== Exercise objective ==
Gather every line in the items below that contains the string "brain".

______________________________

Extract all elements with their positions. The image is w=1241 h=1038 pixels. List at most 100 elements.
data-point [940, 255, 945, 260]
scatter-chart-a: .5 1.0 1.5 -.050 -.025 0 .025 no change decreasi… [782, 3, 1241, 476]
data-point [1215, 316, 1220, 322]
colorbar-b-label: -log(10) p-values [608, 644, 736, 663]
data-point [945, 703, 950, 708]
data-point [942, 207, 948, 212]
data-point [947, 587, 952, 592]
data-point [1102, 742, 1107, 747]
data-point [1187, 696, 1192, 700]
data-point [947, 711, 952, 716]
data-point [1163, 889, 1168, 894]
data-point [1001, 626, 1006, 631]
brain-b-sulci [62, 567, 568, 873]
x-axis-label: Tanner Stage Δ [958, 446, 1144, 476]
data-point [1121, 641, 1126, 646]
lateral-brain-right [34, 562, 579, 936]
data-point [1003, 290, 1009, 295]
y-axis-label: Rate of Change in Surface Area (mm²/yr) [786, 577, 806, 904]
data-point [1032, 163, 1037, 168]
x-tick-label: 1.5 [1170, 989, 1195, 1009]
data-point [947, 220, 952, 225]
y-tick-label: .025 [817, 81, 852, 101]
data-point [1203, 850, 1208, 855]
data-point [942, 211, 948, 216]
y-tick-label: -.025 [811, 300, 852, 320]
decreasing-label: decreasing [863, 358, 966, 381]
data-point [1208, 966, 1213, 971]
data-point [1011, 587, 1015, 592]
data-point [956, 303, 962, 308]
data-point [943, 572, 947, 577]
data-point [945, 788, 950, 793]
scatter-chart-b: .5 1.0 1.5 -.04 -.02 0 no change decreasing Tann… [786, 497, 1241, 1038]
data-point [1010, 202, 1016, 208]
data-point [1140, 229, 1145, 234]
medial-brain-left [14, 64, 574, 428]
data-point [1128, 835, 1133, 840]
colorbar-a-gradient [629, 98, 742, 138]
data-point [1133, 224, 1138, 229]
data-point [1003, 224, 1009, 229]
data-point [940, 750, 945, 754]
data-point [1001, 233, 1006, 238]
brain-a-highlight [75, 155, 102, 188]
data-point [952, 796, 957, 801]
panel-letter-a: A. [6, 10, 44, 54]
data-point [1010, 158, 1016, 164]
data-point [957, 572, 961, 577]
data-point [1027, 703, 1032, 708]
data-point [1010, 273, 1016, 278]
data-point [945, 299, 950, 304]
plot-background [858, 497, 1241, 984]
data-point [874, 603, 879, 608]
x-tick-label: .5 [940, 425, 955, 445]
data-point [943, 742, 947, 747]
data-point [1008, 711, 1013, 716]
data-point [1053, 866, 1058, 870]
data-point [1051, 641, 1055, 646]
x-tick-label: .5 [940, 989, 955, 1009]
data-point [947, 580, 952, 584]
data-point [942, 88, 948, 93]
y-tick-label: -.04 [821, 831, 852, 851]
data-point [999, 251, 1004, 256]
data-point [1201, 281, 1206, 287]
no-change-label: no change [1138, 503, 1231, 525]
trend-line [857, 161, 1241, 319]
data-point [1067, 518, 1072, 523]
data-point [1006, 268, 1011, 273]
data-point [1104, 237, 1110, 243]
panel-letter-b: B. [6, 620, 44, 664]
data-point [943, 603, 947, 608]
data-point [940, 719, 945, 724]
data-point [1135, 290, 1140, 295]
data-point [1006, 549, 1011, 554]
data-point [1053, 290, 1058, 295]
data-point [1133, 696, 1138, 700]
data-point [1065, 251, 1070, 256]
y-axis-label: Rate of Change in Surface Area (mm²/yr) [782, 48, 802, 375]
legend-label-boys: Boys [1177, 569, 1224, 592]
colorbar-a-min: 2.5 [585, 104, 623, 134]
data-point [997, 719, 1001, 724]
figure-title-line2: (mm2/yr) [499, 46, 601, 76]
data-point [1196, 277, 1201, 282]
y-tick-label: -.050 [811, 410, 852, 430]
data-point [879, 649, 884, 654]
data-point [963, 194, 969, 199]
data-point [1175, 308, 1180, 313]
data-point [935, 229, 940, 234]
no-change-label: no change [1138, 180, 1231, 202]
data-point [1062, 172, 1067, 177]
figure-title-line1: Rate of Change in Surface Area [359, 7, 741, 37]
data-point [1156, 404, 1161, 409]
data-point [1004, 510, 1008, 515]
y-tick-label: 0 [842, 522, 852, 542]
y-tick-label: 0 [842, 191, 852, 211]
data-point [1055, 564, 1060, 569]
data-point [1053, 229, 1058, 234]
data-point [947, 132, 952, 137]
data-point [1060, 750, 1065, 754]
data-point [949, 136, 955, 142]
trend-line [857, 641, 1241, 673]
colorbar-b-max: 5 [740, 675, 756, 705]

______________________________

== Solution ==
brain-b-sulci [62, 567, 568, 873]
lateral-brain-right [34, 562, 579, 936]
medial-brain-left [14, 64, 574, 428]
brain-a-highlight [75, 155, 102, 188]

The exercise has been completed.